§ **STATED TASK**:
Look below and pull out each line with the word "apply".

§ **GIVEN DATA**:
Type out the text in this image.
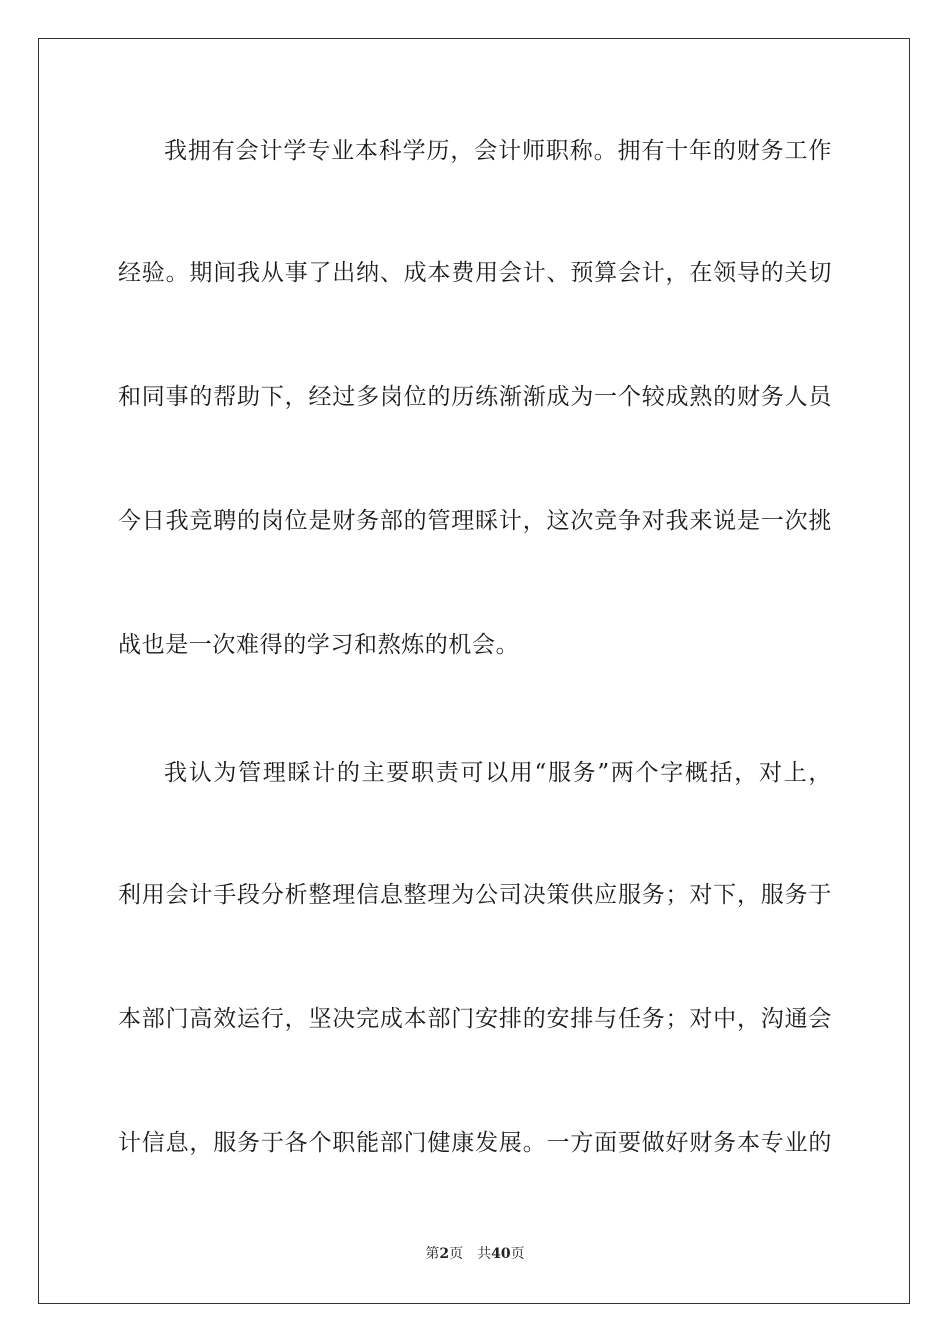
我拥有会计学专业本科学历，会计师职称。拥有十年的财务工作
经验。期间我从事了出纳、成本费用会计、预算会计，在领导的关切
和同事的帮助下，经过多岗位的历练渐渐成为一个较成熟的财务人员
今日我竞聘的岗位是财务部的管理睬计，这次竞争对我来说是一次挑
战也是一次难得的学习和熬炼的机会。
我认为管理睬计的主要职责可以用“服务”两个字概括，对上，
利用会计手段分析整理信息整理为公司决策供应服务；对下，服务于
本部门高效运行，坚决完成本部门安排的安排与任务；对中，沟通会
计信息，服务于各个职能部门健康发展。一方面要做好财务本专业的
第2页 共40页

---

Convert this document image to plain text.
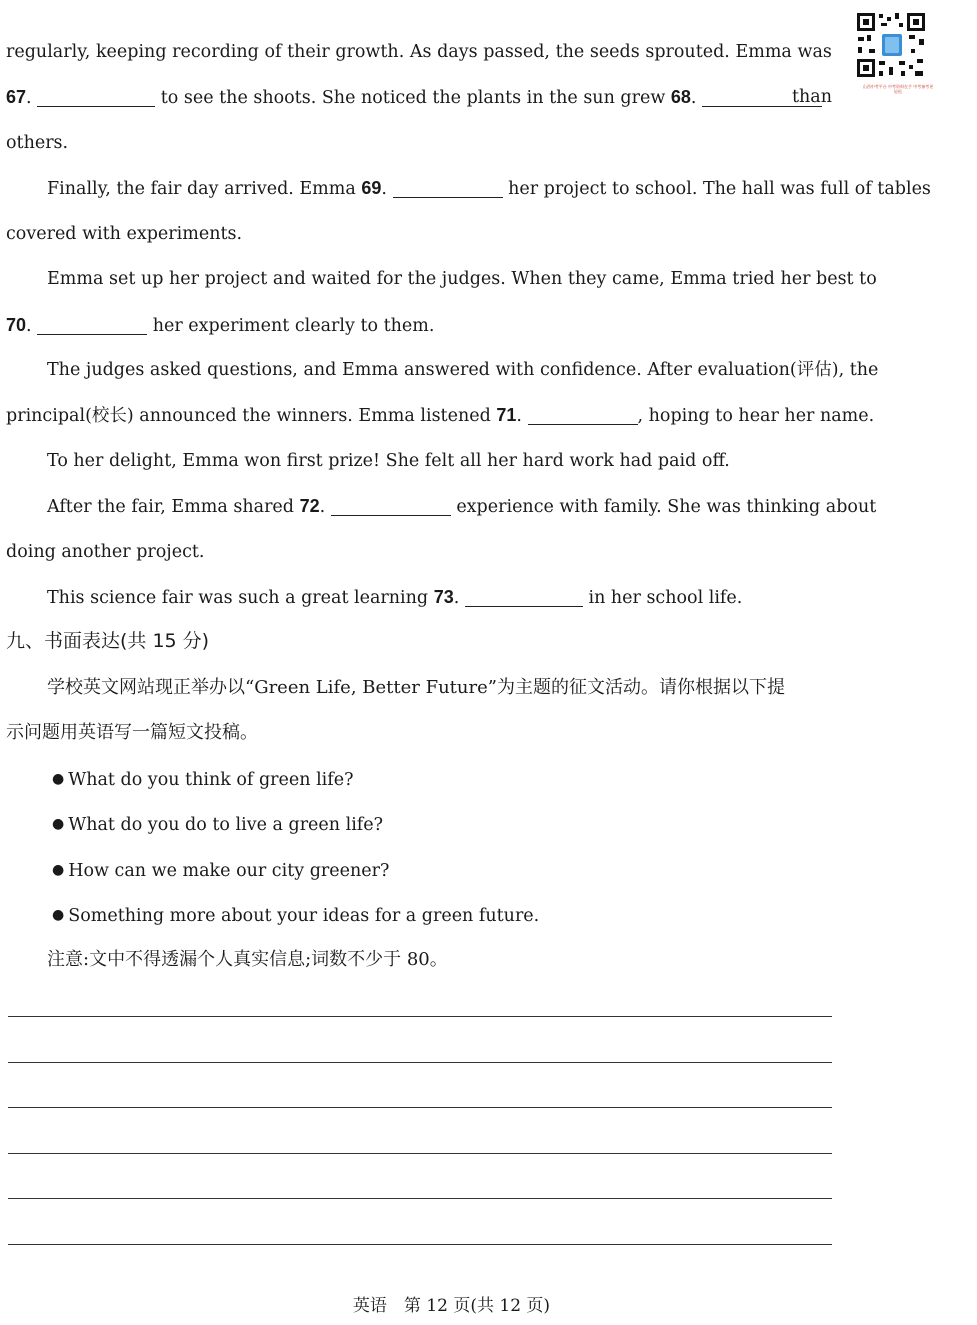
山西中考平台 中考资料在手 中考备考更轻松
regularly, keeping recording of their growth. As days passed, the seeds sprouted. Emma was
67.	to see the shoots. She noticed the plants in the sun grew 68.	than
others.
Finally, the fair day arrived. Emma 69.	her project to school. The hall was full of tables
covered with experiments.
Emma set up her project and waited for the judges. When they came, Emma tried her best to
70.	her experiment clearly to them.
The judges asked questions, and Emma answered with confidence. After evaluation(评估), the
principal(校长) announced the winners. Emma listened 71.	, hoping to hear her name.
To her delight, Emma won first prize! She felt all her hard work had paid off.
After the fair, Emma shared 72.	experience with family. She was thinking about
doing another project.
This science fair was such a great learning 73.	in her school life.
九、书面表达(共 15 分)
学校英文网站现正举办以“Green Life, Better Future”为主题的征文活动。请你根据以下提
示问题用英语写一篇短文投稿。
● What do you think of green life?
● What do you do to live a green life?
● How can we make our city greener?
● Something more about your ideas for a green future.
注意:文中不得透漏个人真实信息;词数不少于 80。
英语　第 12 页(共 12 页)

==

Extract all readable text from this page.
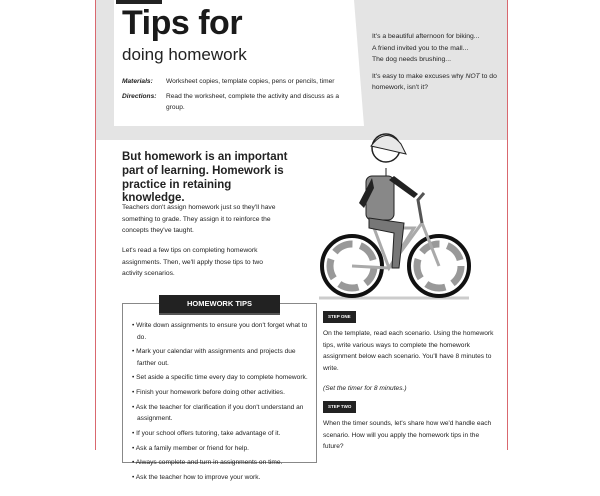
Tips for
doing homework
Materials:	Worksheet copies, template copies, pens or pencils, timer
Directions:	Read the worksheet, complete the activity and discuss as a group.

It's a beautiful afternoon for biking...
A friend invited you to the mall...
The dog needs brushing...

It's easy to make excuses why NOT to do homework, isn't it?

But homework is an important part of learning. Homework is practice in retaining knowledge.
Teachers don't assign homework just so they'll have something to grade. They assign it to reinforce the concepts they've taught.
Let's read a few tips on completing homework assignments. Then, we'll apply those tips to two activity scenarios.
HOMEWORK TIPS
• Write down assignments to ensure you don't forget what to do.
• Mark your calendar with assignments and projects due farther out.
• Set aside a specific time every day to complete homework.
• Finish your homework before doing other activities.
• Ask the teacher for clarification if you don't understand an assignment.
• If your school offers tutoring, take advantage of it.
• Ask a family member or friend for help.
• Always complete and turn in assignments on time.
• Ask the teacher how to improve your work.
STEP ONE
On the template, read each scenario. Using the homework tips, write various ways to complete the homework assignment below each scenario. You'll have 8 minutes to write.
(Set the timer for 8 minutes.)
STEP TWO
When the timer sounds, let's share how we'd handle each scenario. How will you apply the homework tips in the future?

§ **RESPONSE TO THIS TASK**:
Let's read a few tips on completing homework assignments. Then, we'll apply those tips to two activity scenarios.
When the timer sounds, let's share how we'd handle each scenario. How will you apply the homework tips in the future?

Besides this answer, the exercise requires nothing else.